Tally up the lines that include "England" and state that number by itself.
.....
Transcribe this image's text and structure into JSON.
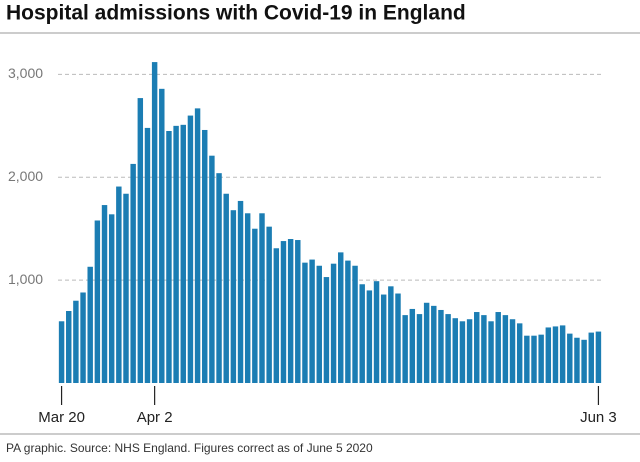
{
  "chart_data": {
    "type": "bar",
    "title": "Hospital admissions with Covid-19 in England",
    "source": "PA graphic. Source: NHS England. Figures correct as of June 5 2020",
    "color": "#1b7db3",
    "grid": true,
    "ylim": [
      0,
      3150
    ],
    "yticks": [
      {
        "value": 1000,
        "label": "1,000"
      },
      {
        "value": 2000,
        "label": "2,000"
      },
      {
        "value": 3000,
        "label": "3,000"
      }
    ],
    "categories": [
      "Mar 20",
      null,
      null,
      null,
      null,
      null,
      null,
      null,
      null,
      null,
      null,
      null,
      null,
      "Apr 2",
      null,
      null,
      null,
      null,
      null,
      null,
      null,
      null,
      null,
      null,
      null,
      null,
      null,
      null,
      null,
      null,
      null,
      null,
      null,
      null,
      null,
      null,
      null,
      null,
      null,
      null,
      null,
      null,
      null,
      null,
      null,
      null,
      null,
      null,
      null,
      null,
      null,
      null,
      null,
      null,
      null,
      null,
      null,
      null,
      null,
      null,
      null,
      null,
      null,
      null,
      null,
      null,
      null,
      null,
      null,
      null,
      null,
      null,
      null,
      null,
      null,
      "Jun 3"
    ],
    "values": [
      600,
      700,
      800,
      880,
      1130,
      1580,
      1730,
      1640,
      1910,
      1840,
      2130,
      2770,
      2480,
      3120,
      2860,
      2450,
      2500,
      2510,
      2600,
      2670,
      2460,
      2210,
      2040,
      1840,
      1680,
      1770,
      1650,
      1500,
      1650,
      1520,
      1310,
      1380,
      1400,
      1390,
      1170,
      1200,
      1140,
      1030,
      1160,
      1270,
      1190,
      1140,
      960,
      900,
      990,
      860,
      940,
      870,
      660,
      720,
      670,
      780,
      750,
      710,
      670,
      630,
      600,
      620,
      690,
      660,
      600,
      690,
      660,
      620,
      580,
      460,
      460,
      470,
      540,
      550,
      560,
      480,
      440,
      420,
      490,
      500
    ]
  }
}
.....
:: WRITTEN ANSWER ::
2